### Texto de la página
•••

En tal caso, estaríamos en graves problemas ya que, como señaló Lavagna, el
Gobierno –cualquier gobierno–, tendría que elegir entre dejar que el mercado
resuelva el asunto, como hizo en 2002, y tomar medidas feroces que enseguida
serían denunciadas como “salvajes” y “neoliberales”, lo que, huelga decirlo, no
ayudaría a restaurar un mínimo de tranquilidad.
De todas
formas, para que la
Argentina se recupere de décadas de facilismo consentido,
este gobierno y sus sucesores tendrían que aprobar una lista larga de
asignaturas pendientes. Con la eventual excepción del campo, ningún sector
significante es competitivo. Como están recordándonos los fabricantes locales
de computadoras, pedirles hacer frente a los chinos es inútil; para sobrevivir,
requieren barreras tarifarias altísimas que contribuyen al notorio “costo
argentino”. Lo mismo puede decirse de muchas otras ramas industriales, pero si
el país permanece encerrado en la cárcel económica de “vivir con lo nuestro” que
a través de los años se ha construido, se depauperará cada vez más. Por
desgracia, merced a Donald Trump el proteccionismo está ganando adherentes en
el mundo, lo que a buen seguro incidirá en los debates que están celebrando
aquí los políticos y empresarios, pero esquemas que podrían funcionar por un
rato en un país opulento de más de 300 millones de habitantes serían ruinosos
en uno subdesarrollado de poco más de 40 millones.
Aunque
Macri y los suyos ya están tratando de impulsar algunas reformas encaminadas a
abrir un poquito una economía casi tan cerrada como la de Corea del Norte,
prefieren demorar la reconversión que se han propuesto hasta que por fin llegue
la ayuda externa, o sea, las inversiones salvadoras. En vista de la aversión de
la clase política y afines a los ajustes, puede que no tengan más alternativa
que la de limitarse a corregir los errores más flagrantes cometidos por los
kirchneristas, pero acaso deberían tomar en serio las advertencias formuladas
en público por Lavagna y en privado por personajes menos heterodoxos acerca de
lo peligroso que sería depender demasiado del endeudamiento.

•••

### Fragmentos de datos
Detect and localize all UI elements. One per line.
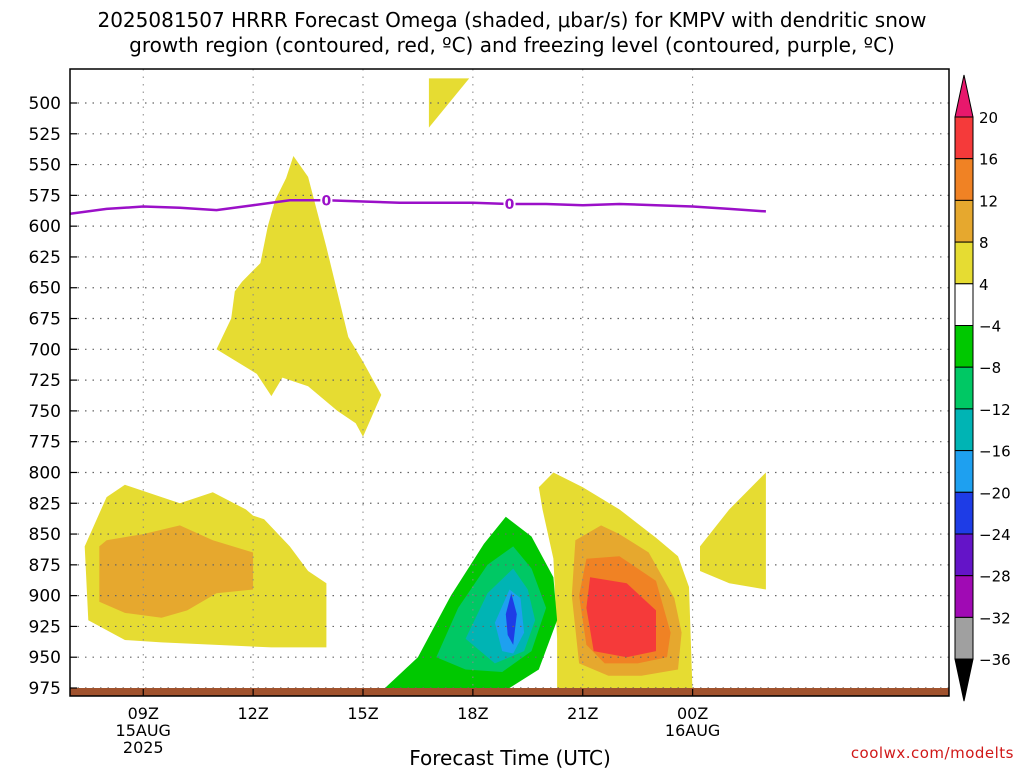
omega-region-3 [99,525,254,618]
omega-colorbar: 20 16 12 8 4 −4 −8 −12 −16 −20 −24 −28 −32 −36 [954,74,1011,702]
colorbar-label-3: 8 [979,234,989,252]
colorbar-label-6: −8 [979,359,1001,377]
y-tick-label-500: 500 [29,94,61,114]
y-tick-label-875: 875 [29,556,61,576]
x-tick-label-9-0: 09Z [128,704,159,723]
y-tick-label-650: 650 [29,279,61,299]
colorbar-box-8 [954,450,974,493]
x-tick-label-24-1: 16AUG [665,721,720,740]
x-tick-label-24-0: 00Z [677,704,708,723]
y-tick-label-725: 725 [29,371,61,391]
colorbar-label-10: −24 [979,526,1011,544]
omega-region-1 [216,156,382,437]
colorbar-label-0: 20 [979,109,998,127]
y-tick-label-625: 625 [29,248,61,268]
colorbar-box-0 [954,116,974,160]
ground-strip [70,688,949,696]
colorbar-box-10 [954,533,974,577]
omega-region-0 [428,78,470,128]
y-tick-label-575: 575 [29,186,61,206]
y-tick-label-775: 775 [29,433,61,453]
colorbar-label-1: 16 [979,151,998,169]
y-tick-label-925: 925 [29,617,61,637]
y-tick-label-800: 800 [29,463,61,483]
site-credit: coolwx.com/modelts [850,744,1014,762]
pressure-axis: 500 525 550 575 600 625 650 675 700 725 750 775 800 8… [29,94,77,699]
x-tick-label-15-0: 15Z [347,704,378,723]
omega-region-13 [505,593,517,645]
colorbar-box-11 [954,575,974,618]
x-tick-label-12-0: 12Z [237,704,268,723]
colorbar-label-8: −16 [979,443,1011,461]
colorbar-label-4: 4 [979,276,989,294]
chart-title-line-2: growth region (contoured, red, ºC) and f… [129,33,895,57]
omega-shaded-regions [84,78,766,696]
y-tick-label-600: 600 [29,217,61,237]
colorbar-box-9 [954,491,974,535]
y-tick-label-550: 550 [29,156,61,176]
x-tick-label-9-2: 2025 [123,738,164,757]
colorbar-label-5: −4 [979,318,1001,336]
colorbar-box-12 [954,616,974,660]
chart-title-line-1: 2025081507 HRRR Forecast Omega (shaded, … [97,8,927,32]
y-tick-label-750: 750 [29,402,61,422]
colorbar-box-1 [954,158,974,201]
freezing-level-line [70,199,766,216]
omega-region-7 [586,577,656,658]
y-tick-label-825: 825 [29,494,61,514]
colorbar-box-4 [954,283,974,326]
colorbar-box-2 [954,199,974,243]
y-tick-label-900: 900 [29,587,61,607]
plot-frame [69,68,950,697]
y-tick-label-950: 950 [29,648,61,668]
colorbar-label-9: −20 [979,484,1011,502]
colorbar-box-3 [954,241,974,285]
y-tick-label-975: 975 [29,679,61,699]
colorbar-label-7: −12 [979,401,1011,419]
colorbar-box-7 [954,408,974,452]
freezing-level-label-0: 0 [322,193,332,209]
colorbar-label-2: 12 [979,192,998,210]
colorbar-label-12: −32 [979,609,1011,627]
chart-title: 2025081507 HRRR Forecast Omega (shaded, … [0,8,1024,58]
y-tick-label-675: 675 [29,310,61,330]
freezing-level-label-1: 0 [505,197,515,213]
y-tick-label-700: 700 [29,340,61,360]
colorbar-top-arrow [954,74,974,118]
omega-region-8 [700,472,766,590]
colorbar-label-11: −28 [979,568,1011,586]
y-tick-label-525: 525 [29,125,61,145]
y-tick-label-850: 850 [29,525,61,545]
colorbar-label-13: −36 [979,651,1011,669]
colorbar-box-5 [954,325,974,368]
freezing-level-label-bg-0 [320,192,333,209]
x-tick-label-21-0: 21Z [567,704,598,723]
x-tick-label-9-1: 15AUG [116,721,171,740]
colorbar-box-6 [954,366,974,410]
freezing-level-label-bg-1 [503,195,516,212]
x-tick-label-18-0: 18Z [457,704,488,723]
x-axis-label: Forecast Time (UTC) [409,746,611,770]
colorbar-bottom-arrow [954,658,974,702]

•••

### Enunciado 1
Copia el pasaje del texto sobre la economía argentina que arranca en "En tal caso, estaríamos" y termina después de "mínimo de tranquilidad.", y sustituye "mercado" por "Banco Central".
### Enunciado 2
Responde según el texto sobre la economía argentina:
(a) ¿En qué año dejó el Gobierno que el mercado resolviera el asunto?
(b) ¿Con la economía de qué país se compara la de la Argentina por lo cerrada?
(c) ¿Cuántos habitantes se atribuyen al país subdesarrollado en el que ciertos esquemas serían ruinosos?
### Enunciado 3
Sigue escribiendo el texto sobre la economía argentina a partir de su última oración.

### Respuesta correcta 1
En tal caso, estaríamos en graves problemas ya que, como señaló Lavagna, el
Gobierno –cualquier gobierno–, tendría que elegir entre dejar que el Banco Central
resuelva el asunto, como hizo en 2002, y tomar medidas feroces que enseguida
serían denunciadas como “salvajes” y “neoliberales”, lo que, huelga decirlo, no
ayudaría a restaurar un mínimo de tranquilidad.

### Respuesta correcta 2
(a) En 2002.
(b) Con la de Corea del Norte.
(c) Poco más de 40 millones.

### Respuesta correcta 3
También
debería preocuparles lo que está ocurriendo, o está por ocurrir, en Estados
Unidos, Europa y China. El consenso provisional es que, con el proteccionista
Trump en la Casa Blanca
y la probabilidad de que haga subir las tasas de interés, muchos países
emergentes sufrirán una sequía financiera. De ser así, la Argentina podría estar
entre las víctimas, aunque es por lo menos factible que Trump decida dar una
mano a su “amigo”, Macri. En cuanto a Europa, sus problemas internos son tan
graves que no estaría en condiciones de ayudar a nadie, mientras que, en un
mundo atravesado por barreras comerciales, China luchará con uñas y dientes
para defender sus exportaciones, lo que sería una mala noticia para aquellas
empresas industriales que, acostumbradas como están a un mercado cautivo, no
pueden ni siquiera competir con sus nada eficaces equivalentes brasileñas.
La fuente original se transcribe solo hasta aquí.